## begin Material for this exercise
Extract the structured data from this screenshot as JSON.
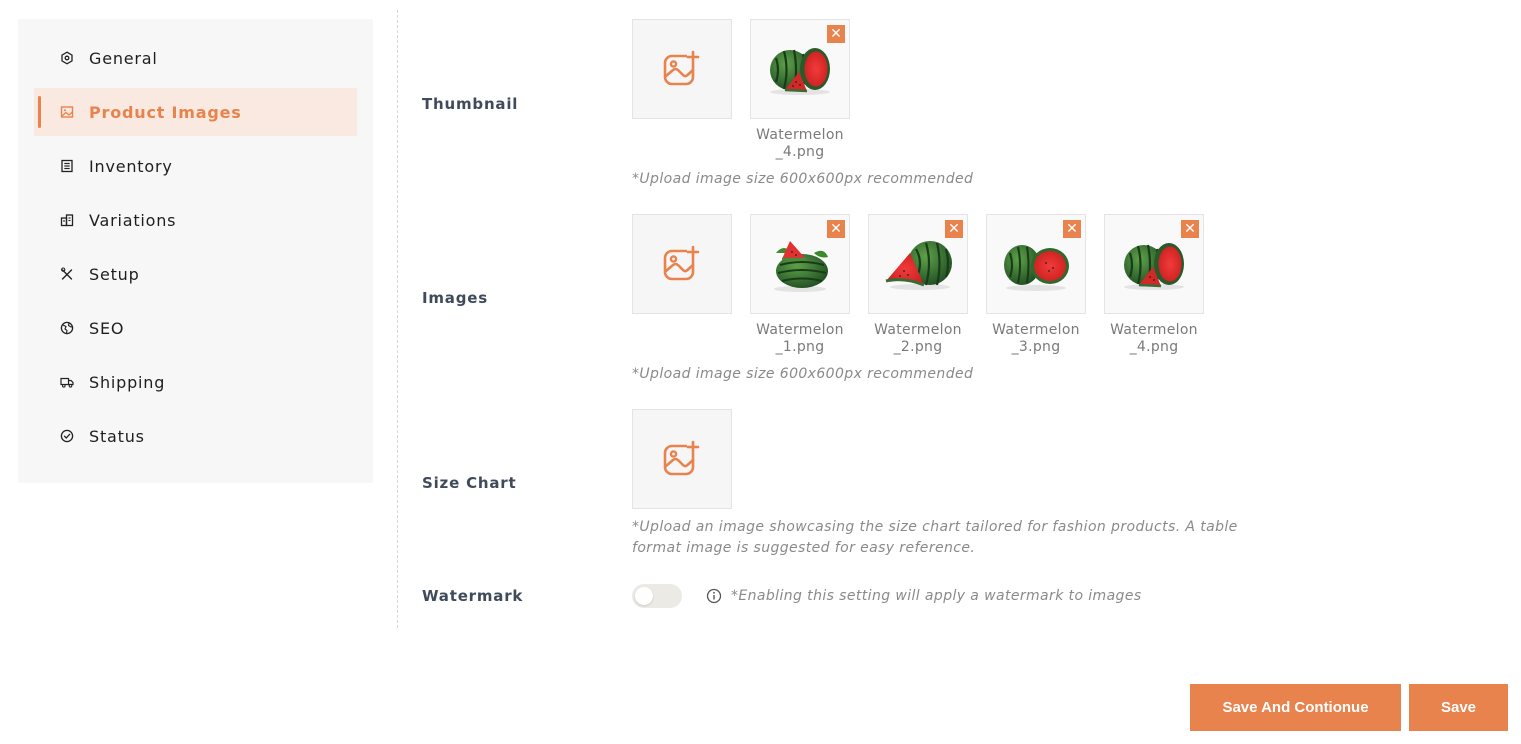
{
  "sidebar": {
    "items": [
      {
        "label": "General",
        "icon": "hexagon-settings-icon",
        "active": false
      },
      {
        "label": "Product Images",
        "icon": "image-icon",
        "active": true
      },
      {
        "label": "Inventory",
        "icon": "list-document-icon",
        "active": false
      },
      {
        "label": "Variations",
        "icon": "building-icon",
        "active": false
      },
      {
        "label": "Setup",
        "icon": "tools-icon",
        "active": false
      },
      {
        "label": "SEO",
        "icon": "globe-icon",
        "active": false
      },
      {
        "label": "Shipping",
        "icon": "truck-icon",
        "active": false
      },
      {
        "label": "Status",
        "icon": "check-circle-icon",
        "active": false
      }
    ]
  },
  "thumbnail": {
    "label": "Thumbnail",
    "files": [
      "Watermelon\n_4.png"
    ],
    "hint": "*Upload image size 600x600px recommended"
  },
  "images": {
    "label": "Images",
    "files": [
      "Watermelon\n_1.png",
      "Watermelon\n_2.png",
      "Watermelon\n_3.png",
      "Watermelon\n_4.png"
    ],
    "hint": "*Upload image size 600x600px recommended"
  },
  "size_chart": {
    "label": "Size Chart",
    "hint": "*Upload an image showcasing the size chart tailored for fashion products. A table format image is suggested for easy reference."
  },
  "watermark": {
    "label": "Watermark",
    "enabled": false,
    "hint": "*Enabling this setting will apply a watermark to images"
  },
  "actions": {
    "save_continue": "Save And Contionue",
    "save": "Save"
  },
  "colors": {
    "accent": "#e8834d",
    "active_bg": "#f9e9e0",
    "sidebar_bg": "#f7f7f7",
    "label": "#3f4a5a"
  },
  "remove_glyph": "✕"
}
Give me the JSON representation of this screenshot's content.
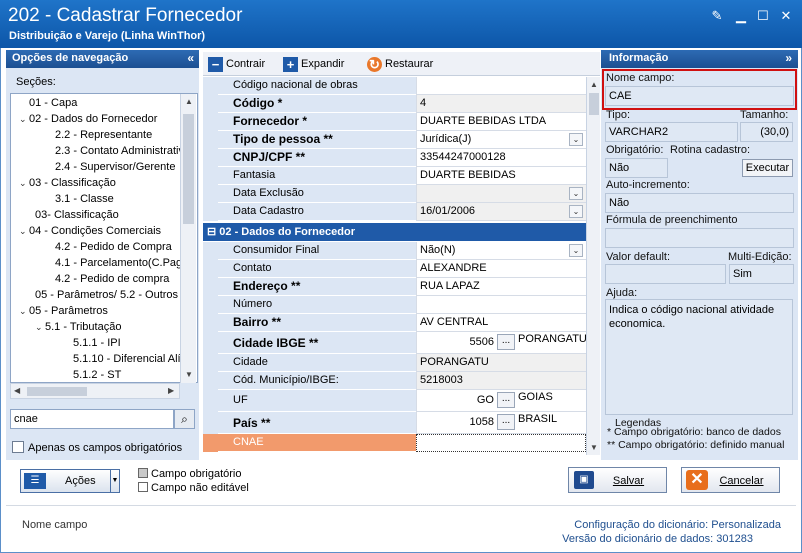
{
  "window": {
    "title": "202 - Cadastrar  Fornecedor",
    "subtitle": "Distribuição e Varejo (Linha WinThor)"
  },
  "nav": {
    "header": "Opções de navegação",
    "sections_label": "Seções:",
    "tree": [
      {
        "label": "01 - Capa",
        "toggle": ""
      },
      {
        "label": "02 - Dados do Fornecedor",
        "toggle": "v"
      },
      {
        "label": "2.2 - Representante",
        "toggle": ""
      },
      {
        "label": "2.3 - Contato Administrativ",
        "toggle": ""
      },
      {
        "label": "2.4 - Supervisor/Gerente",
        "toggle": ""
      },
      {
        "label": "03 - Classificação",
        "toggle": "v"
      },
      {
        "label": "3.1 - Classe",
        "toggle": ""
      },
      {
        "label": "03- Classificação",
        "toggle": ""
      },
      {
        "label": "04 - Condições Comerciais",
        "toggle": "v"
      },
      {
        "label": "4.2 - Pedido de Compra",
        "toggle": ""
      },
      {
        "label": "4.1 - Parcelamento(C.Paga",
        "toggle": ""
      },
      {
        "label": "4.2 - Pedido de compra",
        "toggle": ""
      },
      {
        "label": "05 - Parâmetros/ 5.2 - Outros",
        "toggle": ""
      },
      {
        "label": "05 - Parâmetros",
        "toggle": "v"
      },
      {
        "label": "5.1 - Tributação",
        "toggle": "v"
      },
      {
        "label": "5.1.1 - IPI",
        "toggle": ""
      },
      {
        "label": "5.1.10 - Diferencial Alí",
        "toggle": ""
      },
      {
        "label": "5.1.2 - ST",
        "toggle": ""
      }
    ],
    "search_value": "cnae",
    "only_required_label": "Apenas os campos obrigatórios"
  },
  "toolbar": {
    "collapse": "Contrair",
    "expand": "Expandir",
    "restore": "Restaurar"
  },
  "grid": {
    "rows": [
      {
        "label": "Código nacional de obras",
        "value": ""
      },
      {
        "label": "Código *",
        "value": "4"
      },
      {
        "label": "Fornecedor *",
        "value": "DUARTE BEBIDAS LTDA"
      },
      {
        "label": "Tipo de pessoa **",
        "value": "Jurídica(J)"
      },
      {
        "label": "CNPJ/CPF **",
        "value": "33544247000128"
      },
      {
        "label": "Fantasia",
        "value": "DUARTE BEBIDAS"
      },
      {
        "label": "Data Exclusão",
        "value": ""
      },
      {
        "label": "Data Cadastro",
        "value": "16/01/2006"
      }
    ],
    "section2": "02 - Dados do Fornecedor",
    "rows2": [
      {
        "label": "Consumidor Final",
        "value": "Não(N)"
      },
      {
        "label": "Contato",
        "value": "ALEXANDRE"
      },
      {
        "label": "Endereço **",
        "value": "RUA LAPAZ"
      },
      {
        "label": "Número",
        "value": ""
      },
      {
        "label": "Bairro **",
        "value": "AV CENTRAL"
      },
      {
        "label": "Cidade IBGE **",
        "value": "5506",
        "extra": "PORANGATU"
      },
      {
        "label": "Cidade",
        "value": "PORANGATU"
      },
      {
        "label": "Cód. Município/IBGE:",
        "value": "5218003"
      },
      {
        "label": "UF",
        "value": "GO",
        "extra": "GOIAS"
      },
      {
        "label": "País **",
        "value": "1058",
        "extra": "BRASIL"
      },
      {
        "label": "CNAE",
        "value": ""
      }
    ],
    "ellipsis": "..."
  },
  "info": {
    "header": "Informação",
    "field_name_label": "Nome campo:",
    "field_name": "CAE",
    "type_label": "Tipo:",
    "type": "VARCHAR2",
    "size_label": "Tamanho:",
    "size": "(30,0)",
    "required_label": "Obrigatório:",
    "required": "Não",
    "routine_label": "Rotina cadastro:",
    "execute": "Executar",
    "autoinc_label": "Auto-incremento:",
    "autoinc": "Não",
    "formula_label": "Fórmula de preenchimento",
    "formula": "",
    "default_label": "Valor default:",
    "default": "",
    "multiedit_label": "Multi-Edição:",
    "multiedit": "Sim",
    "help_label": "Ajuda:",
    "help": "Indica o código nacional atividade economica.",
    "legend_title": "Legendas",
    "legend1": "* Campo obrigatório: banco de dados",
    "legend2": "** Campo obrigatório: definido manual"
  },
  "bottom": {
    "actions": "Ações",
    "required_field": "Campo obrigatório",
    "readonly_field": "Campo não editável",
    "save": "Salvar",
    "cancel": "Cancelar"
  },
  "status": {
    "left": "Nome campo",
    "config_label": "Configuração do dicionário:",
    "config_value": "Personalizada",
    "version_label": "Versão do dicionário de dados:",
    "version_value": "301283"
  },
  "colors": {
    "title_bar": "#1565c0",
    "panel_header": "#1f5aa8",
    "highlight": "#d01010",
    "cnae_row": "#f29a6c"
  }
}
## end Material for this exercise
◆ **What the task asks**
Return all the entries word for word, but omit any pictures they contain.

◆ **Output below**
Extract the structured data from this screenshot as JSON.
{
  "sidebar": {
    "items": [
      {
        "label": "General",
        "icon": "hexagon-settings-icon",
        "active": false
      },
      {
        "label": "Product Images",
        "icon": "image-icon",
        "active": true
      },
      {
        "label": "Inventory",
        "icon": "list-document-icon",
        "active": false
      },
      {
        "label": "Variations",
        "icon": "building-icon",
        "active": false
      },
      {
        "label": "Setup",
        "icon": "tools-icon",
        "active": false
      },
      {
        "label": "SEO",
        "icon": "globe-icon",
        "active": false
      },
      {
        "label": "Shipping",
        "icon": "truck-icon",
        "active": false
      },
      {
        "label": "Status",
        "icon": "check-circle-icon",
        "active": false
      }
    ]
  },
  "thumbnail": {
    "label": "Thumbnail",
    "files": [
      "Watermelon\n_4.png"
    ],
    "hint": "*Upload image size 600x600px recommended"
  },
  "images": {
    "label": "Images",
    "files": [
      "Watermelon\n_1.png",
      "Watermelon\n_2.png",
      "Watermelon\n_3.png",
      "Watermelon\n_4.png"
    ],
    "hint": "*Upload image size 600x600px recommended"
  },
  "size_chart": {
    "label": "Size Chart",
    "hint": "*Upload an image showcasing the size chart tailored for fashion products. A table format image is suggested for easy reference."
  },
  "watermark": {
    "label": "Watermark",
    "enabled": false,
    "hint": "*Enabling this setting will apply a watermark to images"
  },
  "actions": {
    "save_continue": "Save And Contionue",
    "save": "Save"
  },
  "colors": {
    "accent": "#e8834d",
    "active_bg": "#f9e9e0",
    "sidebar_bg": "#f7f7f7",
    "label": "#3f4a5a"
  },
  "remove_glyph": "✕"
}
Give me the JSON representation of this screenshot's content.
{
  "window": {
    "title": "202 - Cadastrar  Fornecedor",
    "subtitle": "Distribuição e Varejo (Linha WinThor)"
  },
  "nav": {
    "header": "Opções de navegação",
    "sections_label": "Seções:",
    "tree": [
      {
        "label": "01 - Capa",
        "toggle": ""
      },
      {
        "label": "02 - Dados do Fornecedor",
        "toggle": "v"
      },
      {
        "label": "2.2 - Representante",
        "toggle": ""
      },
      {
        "label": "2.3 - Contato Administrativ",
        "toggle": ""
      },
      {
        "label": "2.4 - Supervisor/Gerente",
        "toggle": ""
      },
      {
        "label": "03 - Classificação",
        "toggle": "v"
      },
      {
        "label": "3.1 - Classe",
        "toggle": ""
      },
      {
        "label": "03- Classificação",
        "toggle": ""
      },
      {
        "label": "04 - Condições Comerciais",
        "toggle": "v"
      },
      {
        "label": "4.2 - Pedido de Compra",
        "toggle": ""
      },
      {
        "label": "4.1 - Parcelamento(C.Paga",
        "toggle": ""
      },
      {
        "label": "4.2 - Pedido de compra",
        "toggle": ""
      },
      {
        "label": "05 - Parâmetros/ 5.2 - Outros",
        "toggle": ""
      },
      {
        "label": "05 - Parâmetros",
        "toggle": "v"
      },
      {
        "label": "5.1 - Tributação",
        "toggle": "v"
      },
      {
        "label": "5.1.1 - IPI",
        "toggle": ""
      },
      {
        "label": "5.1.10 - Diferencial Alí",
        "toggle": ""
      },
      {
        "label": "5.1.2 - ST",
        "toggle": ""
      }
    ],
    "search_value": "cnae",
    "only_required_label": "Apenas os campos obrigatórios"
  },
  "toolbar": {
    "collapse": "Contrair",
    "expand": "Expandir",
    "restore": "Restaurar"
  },
  "grid": {
    "rows": [
      {
        "label": "Código nacional de obras",
        "value": ""
      },
      {
        "label": "Código *",
        "value": "4"
      },
      {
        "label": "Fornecedor *",
        "value": "DUARTE BEBIDAS LTDA"
      },
      {
        "label": "Tipo de pessoa **",
        "value": "Jurídica(J)"
      },
      {
        "label": "CNPJ/CPF **",
        "value": "33544247000128"
      },
      {
        "label": "Fantasia",
        "value": "DUARTE BEBIDAS"
      },
      {
        "label": "Data Exclusão",
        "value": ""
      },
      {
        "label": "Data Cadastro",
        "value": "16/01/2006"
      }
    ],
    "section2": "02 - Dados do Fornecedor",
    "rows2": [
      {
        "label": "Consumidor Final",
        "value": "Não(N)"
      },
      {
        "label": "Contato",
        "value": "ALEXANDRE"
      },
      {
        "label": "Endereço **",
        "value": "RUA LAPAZ"
      },
      {
        "label": "Número",
        "value": ""
      },
      {
        "label": "Bairro **",
        "value": "AV CENTRAL"
      },
      {
        "label": "Cidade IBGE **",
        "value": "5506",
        "extra": "PORANGATU"
      },
      {
        "label": "Cidade",
        "value": "PORANGATU"
      },
      {
        "label": "Cód. Município/IBGE:",
        "value": "5218003"
      },
      {
        "label": "UF",
        "value": "GO",
        "extra": "GOIAS"
      },
      {
        "label": "País **",
        "value": "1058",
        "extra": "BRASIL"
      },
      {
        "label": "CNAE",
        "value": ""
      }
    ],
    "ellipsis": "..."
  },
  "info": {
    "header": "Informação",
    "field_name_label": "Nome campo:",
    "field_name": "CAE",
    "type_label": "Tipo:",
    "type": "VARCHAR2",
    "size_label": "Tamanho:",
    "size": "(30,0)",
    "required_label": "Obrigatório:",
    "required": "Não",
    "routine_label": "Rotina cadastro:",
    "execute": "Executar",
    "autoinc_label": "Auto-incremento:",
    "autoinc": "Não",
    "formula_label": "Fórmula de preenchimento",
    "formula": "",
    "default_label": "Valor default:",
    "default": "",
    "multiedit_label": "Multi-Edição:",
    "multiedit": "Sim",
    "help_label": "Ajuda:",
    "help": "Indica o código nacional atividade economica.",
    "legend_title": "Legendas",
    "legend1": "* Campo obrigatório: banco de dados",
    "legend2": "** Campo obrigatório: definido manual"
  },
  "bottom": {
    "actions": "Ações",
    "required_field": "Campo obrigatório",
    "readonly_field": "Campo não editável",
    "save": "Salvar",
    "cancel": "Cancelar"
  },
  "status": {
    "left": "Nome campo",
    "config_label": "Configuração do dicionário:",
    "config_value": "Personalizada",
    "version_label": "Versão do dicionário de dados:",
    "version_value": "301283"
  },
  "colors": {
    "title_bar": "#1565c0",
    "panel_header": "#1f5aa8",
    "highlight": "#d01010",
    "cnae_row": "#f29a6c"
  }
}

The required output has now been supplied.